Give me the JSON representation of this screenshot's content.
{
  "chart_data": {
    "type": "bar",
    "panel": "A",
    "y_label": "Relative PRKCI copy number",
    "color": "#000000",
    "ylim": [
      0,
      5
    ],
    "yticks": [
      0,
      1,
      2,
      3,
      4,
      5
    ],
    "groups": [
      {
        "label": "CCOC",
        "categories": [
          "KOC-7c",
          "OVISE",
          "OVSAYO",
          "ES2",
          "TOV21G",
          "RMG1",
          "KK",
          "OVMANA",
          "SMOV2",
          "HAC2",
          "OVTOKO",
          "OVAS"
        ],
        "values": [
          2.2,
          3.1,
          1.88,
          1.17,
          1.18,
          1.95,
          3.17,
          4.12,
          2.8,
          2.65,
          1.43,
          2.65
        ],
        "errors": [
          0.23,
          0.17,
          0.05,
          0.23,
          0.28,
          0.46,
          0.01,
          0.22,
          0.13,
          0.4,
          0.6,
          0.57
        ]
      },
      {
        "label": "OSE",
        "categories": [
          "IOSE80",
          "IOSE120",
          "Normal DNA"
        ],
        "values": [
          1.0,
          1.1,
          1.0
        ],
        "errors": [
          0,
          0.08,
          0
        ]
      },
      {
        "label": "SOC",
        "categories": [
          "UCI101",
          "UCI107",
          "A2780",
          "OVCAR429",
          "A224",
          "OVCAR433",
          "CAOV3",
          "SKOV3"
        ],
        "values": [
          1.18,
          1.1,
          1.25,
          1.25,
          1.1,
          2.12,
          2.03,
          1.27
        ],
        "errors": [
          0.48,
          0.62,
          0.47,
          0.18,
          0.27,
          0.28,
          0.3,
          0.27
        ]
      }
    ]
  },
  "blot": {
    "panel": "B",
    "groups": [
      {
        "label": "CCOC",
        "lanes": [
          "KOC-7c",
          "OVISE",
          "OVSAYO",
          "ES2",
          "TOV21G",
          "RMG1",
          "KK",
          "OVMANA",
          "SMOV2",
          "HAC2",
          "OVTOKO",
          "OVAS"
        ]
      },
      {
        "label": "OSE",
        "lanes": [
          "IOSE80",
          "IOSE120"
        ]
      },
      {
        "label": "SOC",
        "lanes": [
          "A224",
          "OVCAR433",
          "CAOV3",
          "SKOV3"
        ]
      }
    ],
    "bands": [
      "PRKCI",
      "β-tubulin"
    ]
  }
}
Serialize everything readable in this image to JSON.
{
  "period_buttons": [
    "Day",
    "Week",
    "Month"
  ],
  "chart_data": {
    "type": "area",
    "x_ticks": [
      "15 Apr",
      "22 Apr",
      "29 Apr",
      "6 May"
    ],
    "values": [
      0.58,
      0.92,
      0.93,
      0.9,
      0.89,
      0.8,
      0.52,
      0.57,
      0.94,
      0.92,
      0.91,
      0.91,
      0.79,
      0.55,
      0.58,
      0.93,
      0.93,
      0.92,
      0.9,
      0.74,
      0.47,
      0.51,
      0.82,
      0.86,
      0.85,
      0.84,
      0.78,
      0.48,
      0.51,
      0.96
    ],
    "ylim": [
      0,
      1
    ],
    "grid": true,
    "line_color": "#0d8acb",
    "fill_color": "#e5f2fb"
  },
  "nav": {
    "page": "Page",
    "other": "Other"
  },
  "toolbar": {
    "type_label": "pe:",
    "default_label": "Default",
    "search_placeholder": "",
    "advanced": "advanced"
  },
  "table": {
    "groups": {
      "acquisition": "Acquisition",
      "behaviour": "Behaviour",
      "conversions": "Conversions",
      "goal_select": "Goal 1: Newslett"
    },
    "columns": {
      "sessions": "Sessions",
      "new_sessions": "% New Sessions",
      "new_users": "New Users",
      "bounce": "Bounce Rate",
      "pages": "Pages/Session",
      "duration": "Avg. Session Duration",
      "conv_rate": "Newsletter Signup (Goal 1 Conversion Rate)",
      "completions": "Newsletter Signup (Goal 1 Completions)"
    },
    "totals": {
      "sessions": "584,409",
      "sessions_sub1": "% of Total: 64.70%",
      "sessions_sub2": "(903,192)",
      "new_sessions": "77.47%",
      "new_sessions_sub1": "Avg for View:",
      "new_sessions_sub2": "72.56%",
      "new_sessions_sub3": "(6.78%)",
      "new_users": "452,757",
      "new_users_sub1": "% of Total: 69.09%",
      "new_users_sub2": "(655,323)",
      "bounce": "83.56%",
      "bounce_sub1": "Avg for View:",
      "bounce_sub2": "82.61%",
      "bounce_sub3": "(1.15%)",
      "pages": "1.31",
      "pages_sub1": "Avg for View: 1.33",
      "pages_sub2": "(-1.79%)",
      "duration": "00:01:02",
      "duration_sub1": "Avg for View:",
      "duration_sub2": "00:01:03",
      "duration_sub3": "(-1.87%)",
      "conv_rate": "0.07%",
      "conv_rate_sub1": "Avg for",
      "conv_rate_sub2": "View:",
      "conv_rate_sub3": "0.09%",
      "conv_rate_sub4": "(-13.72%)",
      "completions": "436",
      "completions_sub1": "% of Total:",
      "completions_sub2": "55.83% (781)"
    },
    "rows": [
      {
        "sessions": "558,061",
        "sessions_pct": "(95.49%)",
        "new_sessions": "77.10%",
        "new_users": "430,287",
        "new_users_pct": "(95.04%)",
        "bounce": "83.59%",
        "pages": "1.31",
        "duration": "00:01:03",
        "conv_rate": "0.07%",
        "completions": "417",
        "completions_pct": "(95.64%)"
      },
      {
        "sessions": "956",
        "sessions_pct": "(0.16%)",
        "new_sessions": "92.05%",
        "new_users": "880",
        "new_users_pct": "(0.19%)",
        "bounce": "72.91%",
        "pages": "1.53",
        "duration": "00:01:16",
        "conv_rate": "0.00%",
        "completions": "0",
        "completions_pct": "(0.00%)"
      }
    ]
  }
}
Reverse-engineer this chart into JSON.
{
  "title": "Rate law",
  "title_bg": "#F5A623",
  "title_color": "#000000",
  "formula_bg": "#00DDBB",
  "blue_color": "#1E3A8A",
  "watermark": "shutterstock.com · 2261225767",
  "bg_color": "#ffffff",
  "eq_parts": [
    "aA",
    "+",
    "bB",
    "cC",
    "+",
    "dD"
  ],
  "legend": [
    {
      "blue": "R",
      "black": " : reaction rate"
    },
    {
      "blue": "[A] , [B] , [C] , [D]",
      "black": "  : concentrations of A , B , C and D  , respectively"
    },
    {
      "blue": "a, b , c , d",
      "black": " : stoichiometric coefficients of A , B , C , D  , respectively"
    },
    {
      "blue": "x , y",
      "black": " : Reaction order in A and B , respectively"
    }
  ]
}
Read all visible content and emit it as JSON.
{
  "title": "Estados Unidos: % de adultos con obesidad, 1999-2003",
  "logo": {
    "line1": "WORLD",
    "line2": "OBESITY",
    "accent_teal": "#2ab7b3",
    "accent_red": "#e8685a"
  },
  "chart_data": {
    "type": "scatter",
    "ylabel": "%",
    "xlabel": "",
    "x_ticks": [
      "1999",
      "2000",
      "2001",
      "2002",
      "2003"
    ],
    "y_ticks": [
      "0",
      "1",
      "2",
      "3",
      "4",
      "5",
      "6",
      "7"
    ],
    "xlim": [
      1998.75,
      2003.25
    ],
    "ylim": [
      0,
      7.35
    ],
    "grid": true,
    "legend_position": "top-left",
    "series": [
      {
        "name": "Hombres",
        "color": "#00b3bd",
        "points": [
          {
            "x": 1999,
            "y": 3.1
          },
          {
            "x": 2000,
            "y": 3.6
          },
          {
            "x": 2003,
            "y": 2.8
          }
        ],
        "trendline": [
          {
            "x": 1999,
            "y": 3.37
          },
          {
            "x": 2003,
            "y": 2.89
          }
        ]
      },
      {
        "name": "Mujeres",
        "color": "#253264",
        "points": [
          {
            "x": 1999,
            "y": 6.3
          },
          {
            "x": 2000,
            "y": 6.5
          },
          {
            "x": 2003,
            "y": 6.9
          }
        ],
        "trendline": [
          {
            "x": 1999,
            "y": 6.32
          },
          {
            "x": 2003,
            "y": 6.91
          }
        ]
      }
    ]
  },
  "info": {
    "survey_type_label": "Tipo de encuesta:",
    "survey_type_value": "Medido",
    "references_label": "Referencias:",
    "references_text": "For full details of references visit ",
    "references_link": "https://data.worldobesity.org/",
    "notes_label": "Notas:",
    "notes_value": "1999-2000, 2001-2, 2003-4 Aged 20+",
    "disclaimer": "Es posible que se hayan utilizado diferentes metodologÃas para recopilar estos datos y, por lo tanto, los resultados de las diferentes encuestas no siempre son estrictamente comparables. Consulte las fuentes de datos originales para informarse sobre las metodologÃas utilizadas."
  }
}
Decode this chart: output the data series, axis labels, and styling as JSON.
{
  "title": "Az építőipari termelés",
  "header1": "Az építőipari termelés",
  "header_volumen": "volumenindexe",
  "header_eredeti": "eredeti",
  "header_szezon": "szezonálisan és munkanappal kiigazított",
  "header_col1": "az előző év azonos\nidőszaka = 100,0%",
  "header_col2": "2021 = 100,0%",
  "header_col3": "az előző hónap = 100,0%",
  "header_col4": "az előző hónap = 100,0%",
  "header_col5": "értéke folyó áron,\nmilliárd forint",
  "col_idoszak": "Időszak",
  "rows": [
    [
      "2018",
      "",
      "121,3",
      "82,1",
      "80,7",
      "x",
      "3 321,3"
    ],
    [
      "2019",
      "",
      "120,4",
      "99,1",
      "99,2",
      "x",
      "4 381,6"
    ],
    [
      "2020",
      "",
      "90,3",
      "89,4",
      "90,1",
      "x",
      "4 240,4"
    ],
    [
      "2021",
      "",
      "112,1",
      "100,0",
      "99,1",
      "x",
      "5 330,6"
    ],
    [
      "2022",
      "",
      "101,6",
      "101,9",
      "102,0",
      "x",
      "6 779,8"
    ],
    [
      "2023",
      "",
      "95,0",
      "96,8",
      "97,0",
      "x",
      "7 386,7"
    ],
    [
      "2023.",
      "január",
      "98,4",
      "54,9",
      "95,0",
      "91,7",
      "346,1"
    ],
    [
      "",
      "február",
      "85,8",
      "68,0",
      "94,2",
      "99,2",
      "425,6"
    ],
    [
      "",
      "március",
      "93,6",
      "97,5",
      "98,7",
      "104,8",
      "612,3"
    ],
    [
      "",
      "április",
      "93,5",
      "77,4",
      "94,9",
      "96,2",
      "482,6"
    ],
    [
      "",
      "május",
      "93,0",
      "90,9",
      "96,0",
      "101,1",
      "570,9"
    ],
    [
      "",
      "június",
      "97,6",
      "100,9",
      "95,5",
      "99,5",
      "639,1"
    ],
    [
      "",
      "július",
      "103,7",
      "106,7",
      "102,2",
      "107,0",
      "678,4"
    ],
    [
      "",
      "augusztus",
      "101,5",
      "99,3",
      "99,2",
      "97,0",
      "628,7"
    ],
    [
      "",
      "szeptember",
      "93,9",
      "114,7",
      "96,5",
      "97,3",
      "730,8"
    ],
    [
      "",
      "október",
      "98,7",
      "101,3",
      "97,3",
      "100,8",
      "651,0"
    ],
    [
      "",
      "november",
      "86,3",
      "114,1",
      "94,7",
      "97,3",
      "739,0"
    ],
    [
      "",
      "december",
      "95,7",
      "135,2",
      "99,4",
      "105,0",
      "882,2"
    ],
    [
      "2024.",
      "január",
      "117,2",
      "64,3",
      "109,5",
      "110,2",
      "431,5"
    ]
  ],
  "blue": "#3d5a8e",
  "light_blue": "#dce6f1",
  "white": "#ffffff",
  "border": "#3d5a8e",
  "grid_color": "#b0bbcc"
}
□ □ □ □ □
* _TASK DIRECTIONS_
Using the records above, gather all lines where the string "black" is present.

* _EXERCISE RESULT_
      "black": " : reaction rate"
      "black": "  : concentrations of A , B , C and D  , respectively"
      "black": " : stoichiometric coefficients of A , B , C , D  , respectively"
      "black": " : Reaction order in A and B , respectively"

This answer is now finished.